— Selection —
#####
Feature extraction is performed by a dual‑encoder architecture: a pre‑trained ConvNeXt model captures local convolutional patterns while a Vision Transformer (ViT) extracts global contextual information. Instead of relying on conventional data‑augmentation to create positive pairs, the two encoders themselves generate complementary views of the same image, forming “dual‑coding” positive pairs for contrastive learning. An InfoNCE‑type loss drives the embeddings of the ConvNeXt‑ViT pair together while pushing apart embeddings from other images in the batch. This self‑supervised step reduces the high‑dimensional feature space (thousands of dimensions) to a compact 128–256‑dimensional representation that retains morphology‑relevant information.
The compact embeddings are then clustered using a bagging‑based voting scheme. Multiple bootstrap samples of the dataset are clustered independently (e.g., with K‑means), and the final cluster assignment for each galaxy is decided by majority vote. Compared with the earlier 100‑cluster approach, the new method yields only ten clusters, dramatically simplifying downstream analysis while preserving physical meaning. The authors validate the clusters with Uniform Manifold Approximation and Projection (UMAP) visualizations and by comparing cluster labels to traditional morphological metrics such as Gini, M20, concentration, and Sérsic index, finding strong correlations (Pearson ≈ 0.8).
Because the bagging clustering leaves about 27 % of the galaxies without a confident label, the authors train a GoogLeNet (Inception‑v1) classifier on the pseudo‑labels generated by the UML step and use it to assign the remaining galaxies. In total, 73 % of the 45,288 galaxies (0.5 < z < 6.0) are classified solely by the self‑supervised pipeline, and the remaining 27 % are labeled by the supervised GoogLeNet model, achieving an overall classification accuracy exceeding 90 % when benchmarked against external morphological catalogs.
#####
— Data for processing —
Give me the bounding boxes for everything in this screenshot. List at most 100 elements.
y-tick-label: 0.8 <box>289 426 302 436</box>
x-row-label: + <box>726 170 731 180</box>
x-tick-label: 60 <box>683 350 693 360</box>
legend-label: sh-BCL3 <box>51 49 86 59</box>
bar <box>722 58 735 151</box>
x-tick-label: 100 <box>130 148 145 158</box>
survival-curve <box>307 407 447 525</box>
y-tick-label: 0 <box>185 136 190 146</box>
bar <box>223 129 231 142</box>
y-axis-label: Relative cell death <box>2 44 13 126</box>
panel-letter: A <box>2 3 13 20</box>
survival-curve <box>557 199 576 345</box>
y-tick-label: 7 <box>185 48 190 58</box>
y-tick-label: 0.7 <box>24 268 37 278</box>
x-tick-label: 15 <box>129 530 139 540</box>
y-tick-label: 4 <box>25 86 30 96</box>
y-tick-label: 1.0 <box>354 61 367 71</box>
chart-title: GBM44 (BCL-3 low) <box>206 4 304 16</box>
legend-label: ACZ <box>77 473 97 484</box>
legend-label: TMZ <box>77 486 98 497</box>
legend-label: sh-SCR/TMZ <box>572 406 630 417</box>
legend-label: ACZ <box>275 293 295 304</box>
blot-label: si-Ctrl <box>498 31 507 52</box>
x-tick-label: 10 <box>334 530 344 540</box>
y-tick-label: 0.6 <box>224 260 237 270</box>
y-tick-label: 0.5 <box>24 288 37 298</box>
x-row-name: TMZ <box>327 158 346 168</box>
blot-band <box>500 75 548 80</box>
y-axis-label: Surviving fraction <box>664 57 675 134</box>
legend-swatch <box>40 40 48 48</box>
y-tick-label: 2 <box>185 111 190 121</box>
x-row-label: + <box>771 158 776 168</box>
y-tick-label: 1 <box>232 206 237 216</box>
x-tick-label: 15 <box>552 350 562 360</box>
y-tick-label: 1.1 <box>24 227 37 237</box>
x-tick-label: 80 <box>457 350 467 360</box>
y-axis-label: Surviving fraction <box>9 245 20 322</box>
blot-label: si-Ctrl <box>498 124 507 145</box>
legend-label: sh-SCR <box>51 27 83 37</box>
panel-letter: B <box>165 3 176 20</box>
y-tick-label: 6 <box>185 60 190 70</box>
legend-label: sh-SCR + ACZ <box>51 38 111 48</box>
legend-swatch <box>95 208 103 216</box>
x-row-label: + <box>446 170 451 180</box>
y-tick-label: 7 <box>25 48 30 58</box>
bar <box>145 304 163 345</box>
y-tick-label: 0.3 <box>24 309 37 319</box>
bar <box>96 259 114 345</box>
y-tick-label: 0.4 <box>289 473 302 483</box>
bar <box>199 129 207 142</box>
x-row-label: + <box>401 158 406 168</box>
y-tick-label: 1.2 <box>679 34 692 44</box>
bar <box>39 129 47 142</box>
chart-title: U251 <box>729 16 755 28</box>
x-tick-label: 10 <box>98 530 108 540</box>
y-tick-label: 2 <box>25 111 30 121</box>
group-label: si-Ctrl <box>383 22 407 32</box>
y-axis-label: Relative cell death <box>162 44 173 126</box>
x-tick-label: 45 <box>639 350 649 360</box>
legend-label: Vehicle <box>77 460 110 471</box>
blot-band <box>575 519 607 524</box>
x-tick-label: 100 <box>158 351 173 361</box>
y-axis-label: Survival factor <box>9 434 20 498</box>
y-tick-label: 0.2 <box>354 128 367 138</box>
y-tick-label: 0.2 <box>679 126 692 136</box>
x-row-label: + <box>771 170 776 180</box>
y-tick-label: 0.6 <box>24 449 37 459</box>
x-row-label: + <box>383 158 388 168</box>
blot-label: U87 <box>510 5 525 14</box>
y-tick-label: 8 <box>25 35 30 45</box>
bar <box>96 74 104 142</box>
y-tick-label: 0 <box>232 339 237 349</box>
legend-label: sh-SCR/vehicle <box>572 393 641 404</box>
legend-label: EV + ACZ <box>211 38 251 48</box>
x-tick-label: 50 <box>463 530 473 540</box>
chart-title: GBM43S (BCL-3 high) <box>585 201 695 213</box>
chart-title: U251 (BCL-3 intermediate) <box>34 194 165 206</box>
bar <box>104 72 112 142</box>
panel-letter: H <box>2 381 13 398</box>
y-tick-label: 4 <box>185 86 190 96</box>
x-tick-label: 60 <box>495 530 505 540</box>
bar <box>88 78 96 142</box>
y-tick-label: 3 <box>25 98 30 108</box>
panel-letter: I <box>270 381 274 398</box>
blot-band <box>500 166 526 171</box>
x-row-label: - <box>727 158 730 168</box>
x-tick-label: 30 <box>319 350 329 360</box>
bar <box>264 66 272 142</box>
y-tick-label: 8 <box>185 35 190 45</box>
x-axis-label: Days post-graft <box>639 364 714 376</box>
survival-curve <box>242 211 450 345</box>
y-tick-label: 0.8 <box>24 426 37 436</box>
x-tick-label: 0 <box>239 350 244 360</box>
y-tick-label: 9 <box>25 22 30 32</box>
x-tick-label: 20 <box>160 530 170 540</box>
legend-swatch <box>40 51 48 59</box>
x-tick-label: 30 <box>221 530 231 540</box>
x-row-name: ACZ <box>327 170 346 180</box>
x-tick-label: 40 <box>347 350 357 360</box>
#####
— What is asked —
1/ Please extract the records from their first line through the line holding "legend-label: ACZ <box>275 293 295 304</box>", both ends included, repeating each line unchanged.
2/ Continue the passage on classifying galaxy morphology after its last sentence.
The text and the records are unrelated.

— Responses by task —
1/
Give me the bounding boxes for everything in this screenshot. List at most 100 elements.
y-tick-label: 0.8 <box>289 426 302 436</box>
x-row-label: + <box>726 170 731 180</box>
x-tick-label: 60 <box>683 350 693 360</box>
legend-label: sh-BCL3 <box>51 49 86 59</box>
bar <box>722 58 735 151</box>
x-tick-label: 100 <box>130 148 145 158</box>
survival-curve <box>307 407 447 525</box>
y-tick-label: 0 <box>185 136 190 146</box>
bar <box>223 129 231 142</box>
y-axis-label: Relative cell death <box>2 44 13 126</box>
panel-letter: A <box>2 3 13 20</box>
survival-curve <box>557 199 576 345</box>
y-tick-label: 7 <box>185 48 190 58</box>
y-tick-label: 0.7 <box>24 268 37 278</box>
x-tick-label: 15 <box>129 530 139 540</box>
y-tick-label: 4 <box>25 86 30 96</box>
y-tick-label: 1.0 <box>354 61 367 71</box>
chart-title: GBM44 (BCL-3 low) <box>206 4 304 16</box>
legend-label: ACZ <box>77 473 97 484</box>
legend-label: TMZ <box>77 486 98 497</box>
legend-label: sh-SCR/TMZ <box>572 406 630 417</box>
legend-label: ACZ <box>275 293 295 304</box>

2/
Performance-wise, the dual‑encoder CL pipeline processes a batch in ~0.8 hours on a single GPU, roughly 30 % faster than the previous VAE‑PCA approach, while delivering higher-quality embeddings. The study demonstrates that (i) CAE + APCT effectively mitigates noise and rotation effects; (ii) dual‑coding CL can learn discriminative representations without handcrafted augmentations; and (iii) bagging clustering provides a robust, scalable way to obtain morphology labels from unlabeled data.
The authors acknowledge limitations: the exact CL hyper‑parameters (temperature, batch size, learning rate schedule) are not fully disclosed, which hampers reproducibility; the 73 % UML coverage, though impressive, still requires a supervised fallback; and the clustering could benefit from more sophisticated density‑based methods (e.g., HDBSCAN) or ensemble techniques. Nonetheless, the proposed framework is modular, allowing each component (denoising, invariance transformation, encoder, CL, clustering, supervised refinement) to be swapped or upgraded independently.
Finally, the paper argues that the method is well‑suited for upcoming large‑scale surveys, particularly the China Space Station Telescope (CSST), where rapid, automated morphological classification of millions of galaxies will be essential. By combining self‑supervised representation learning with a lightweight supervised refinement, the approach offers a promising path toward efficient, physically meaningful galaxy morphology catalogs in the era of big astronomical data.